* Task statement: Reading the listing below, count the lines that contain the word "apartado" and give that count alone.

Data records
----------

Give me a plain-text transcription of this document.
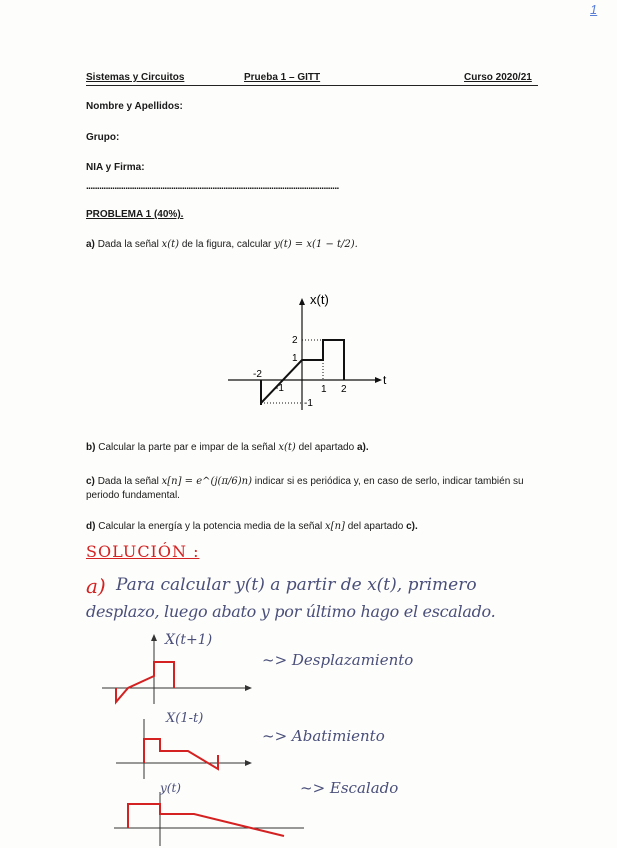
1
Sistemas y Circuitos	Prueba 1 – GITT	Curso 2020/21
Nombre y Apellidos:
Grupo:
NIA y Firma:
....................................................................................................................
PROBLEMA 1 (40%).
a) Dada la señal x(t) de la figura, calcular y(t) = x(1 − t/2).
x(t)
t
-2
-1	1 2
2
1
-1
b) Calcular la parte par e impar de la señal x(t) del apartado a).
c) Dada la señal x[n] = e^(j(π/6)n) indicar si es periódica y, en caso de serlo, indicar también su periodo fundamental.
d) Calcular la energía y la potencia media de la señal x[n] del apartado c).
SOLUCIÓN :
a) Para calcular y(t) a partir de x(t), primero
desplazo, luego abato y por último hago el escalado.
X(t+1)
~> Desplazamiento
X(1-t)
~> Abatimiento
y(t)	~> Escalado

----------

* Full output: 2